### Job:
Copy every entry exactly as given, minus the images.
┌─ Listed entries
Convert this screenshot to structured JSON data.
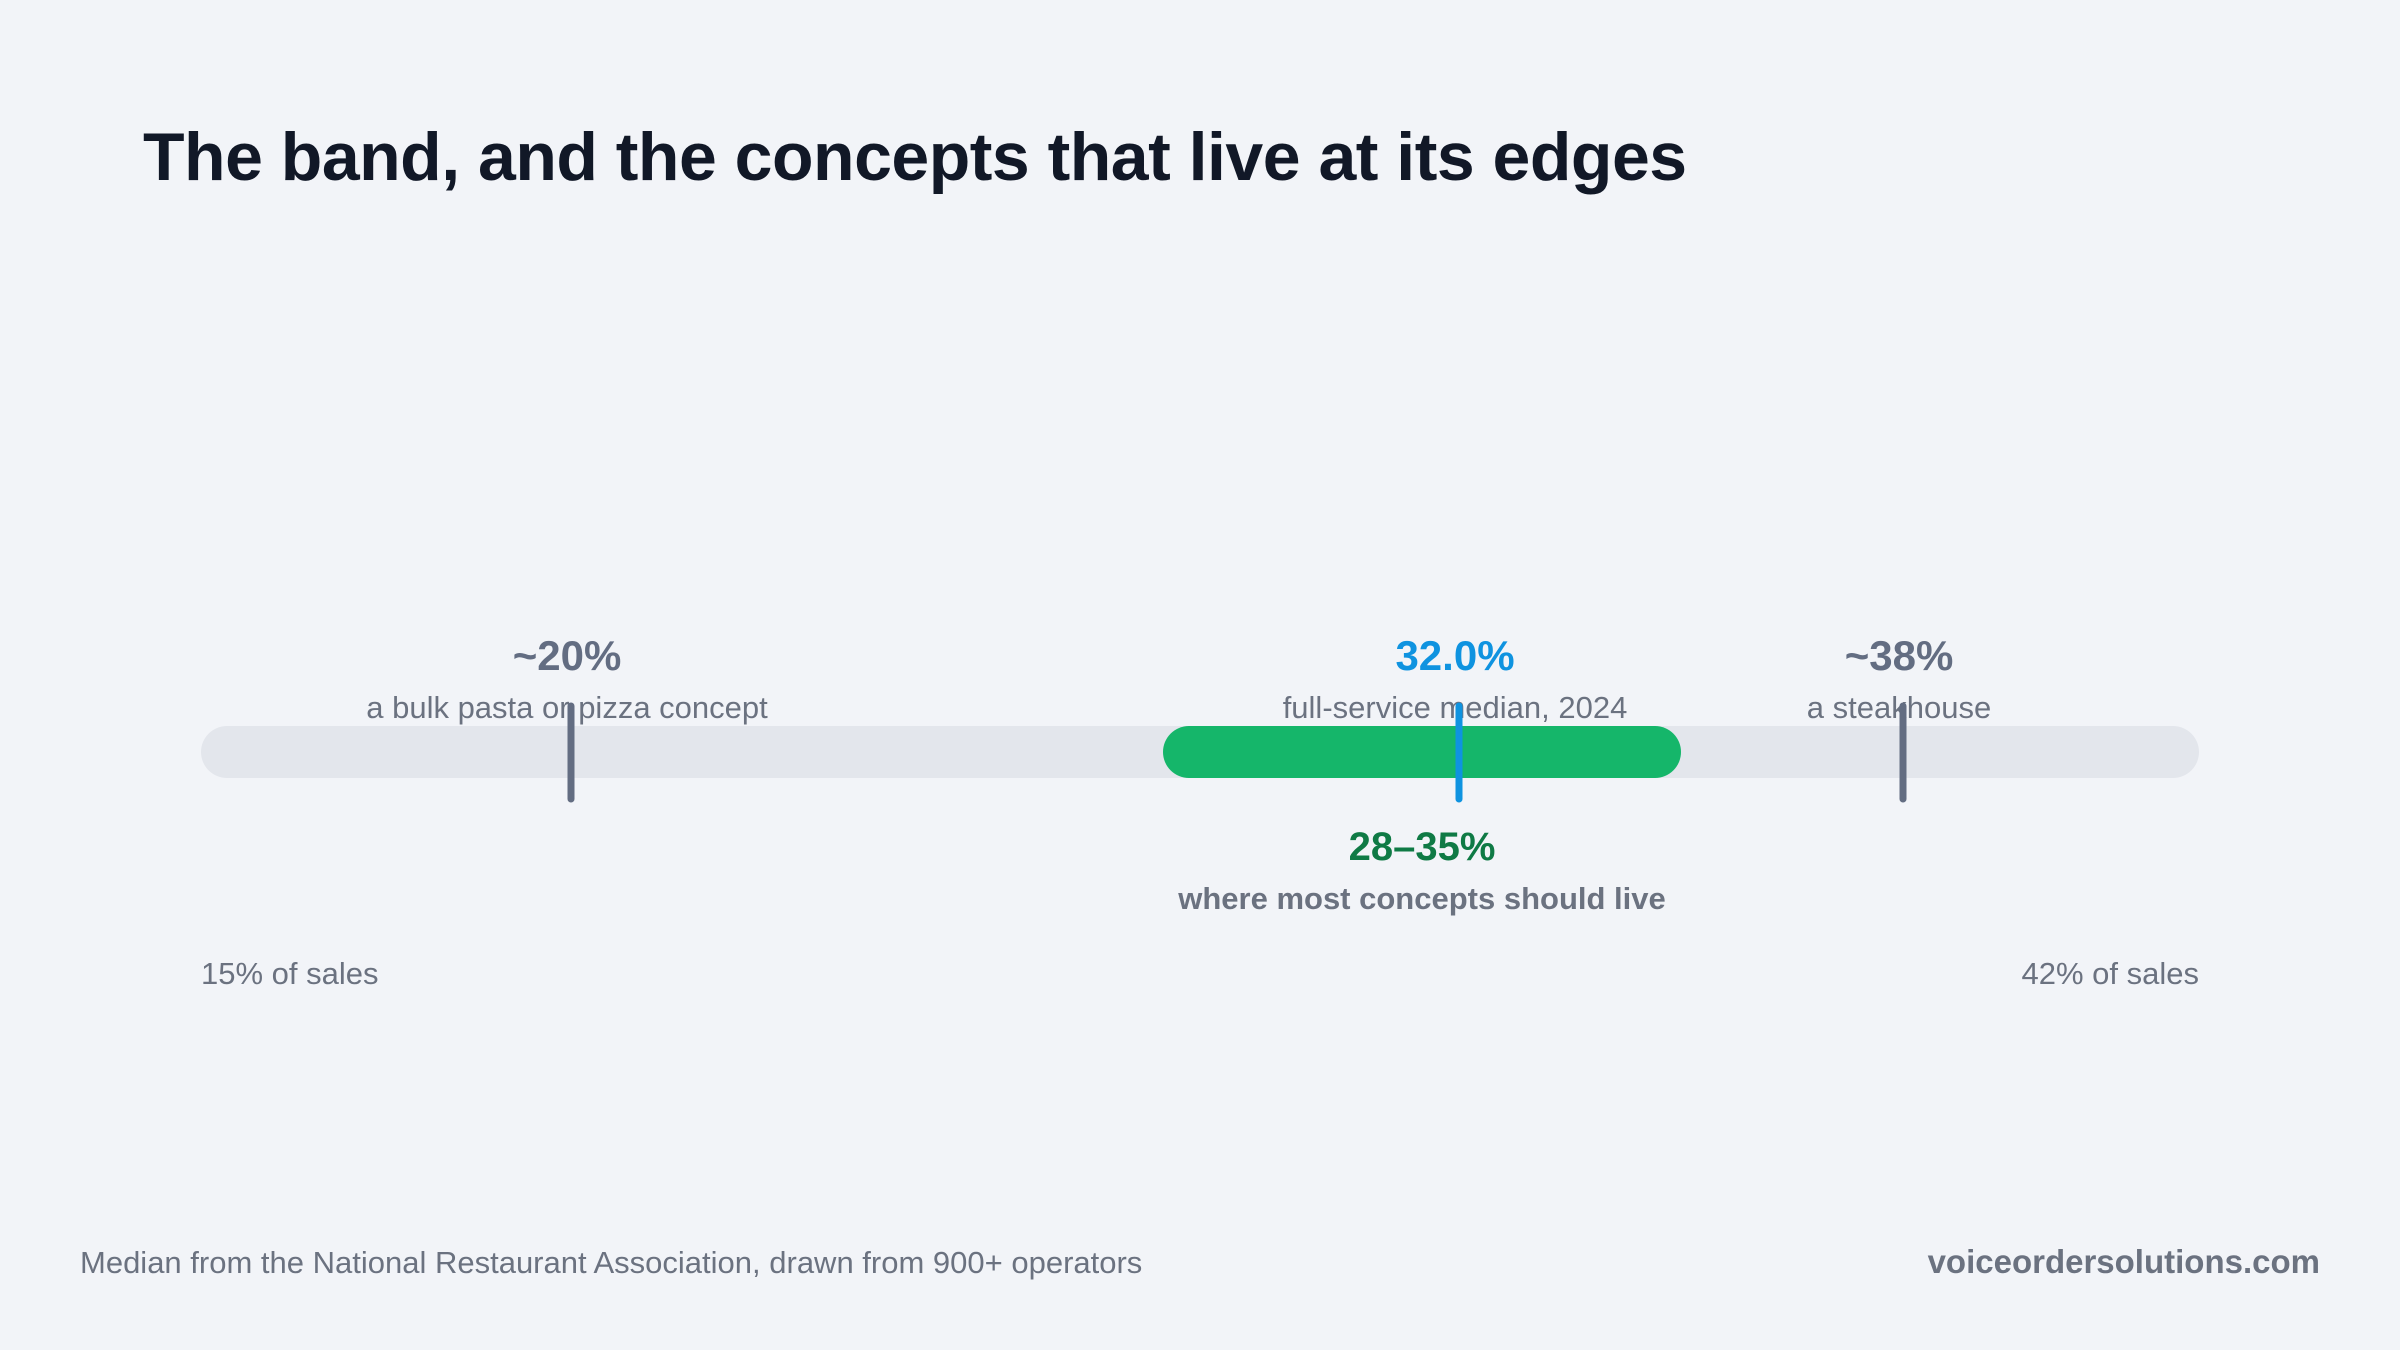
{
  "title": "The band, and the concepts that live at its edges",
  "colors": {
    "background": "#f2f4f8",
    "track": "#e3e6ec",
    "band": "#15b66a",
    "band_label": "#0f7a45",
    "median": "#0f93e0",
    "marker": "#636d82",
    "text_muted": "#6b7280",
    "title": "#111827"
  },
  "chart_data": {
    "type": "range",
    "xlim": [
      15,
      42
    ],
    "axis_labels": {
      "min": "15% of sales",
      "max": "42% of sales"
    },
    "band": {
      "low": 28,
      "high": 35,
      "value_label": "28–35%",
      "caption": "where most concepts should live"
    },
    "markers": [
      {
        "value": 20,
        "value_label": "~20%",
        "caption": "a bulk pasta or pizza concept",
        "kind": "example"
      },
      {
        "value": 32.0,
        "value_label": "32.0%",
        "caption": "full-service median, 2024",
        "kind": "median"
      },
      {
        "value": 38,
        "value_label": "~38%",
        "caption": "a steakhouse",
        "kind": "example"
      }
    ]
  },
  "footer": {
    "note": "Median from the National Restaurant Association, drawn from 900+ operators",
    "brand": "voiceordersolutions.com"
  }
}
└─
### Complete response:
Convert this screenshot to structured JSON data.
{
  "title": "The band, and the concepts that live at its edges",
  "colors": {
    "background": "#f2f4f8",
    "track": "#e3e6ec",
    "band": "#15b66a",
    "band_label": "#0f7a45",
    "median": "#0f93e0",
    "marker": "#636d82",
    "text_muted": "#6b7280",
    "title": "#111827"
  },
  "chart_data": {
    "type": "range",
    "xlim": [
      15,
      42
    ],
    "axis_labels": {
      "min": "15% of sales",
      "max": "42% of sales"
    },
    "band": {
      "low": 28,
      "high": 35,
      "value_label": "28–35%",
      "caption": "where most concepts should live"
    },
    "markers": [
      {
        "value": 20,
        "value_label": "~20%",
        "caption": "a bulk pasta or pizza concept",
        "kind": "example"
      },
      {
        "value": 32.0,
        "value_label": "32.0%",
        "caption": "full-service median, 2024",
        "kind": "median"
      },
      {
        "value": 38,
        "value_label": "~38%",
        "caption": "a steakhouse",
        "kind": "example"
      }
    ]
  },
  "footer": {
    "note": "Median from the National Restaurant Association, drawn from 900+ operators",
    "brand": "voiceordersolutions.com"
  }
}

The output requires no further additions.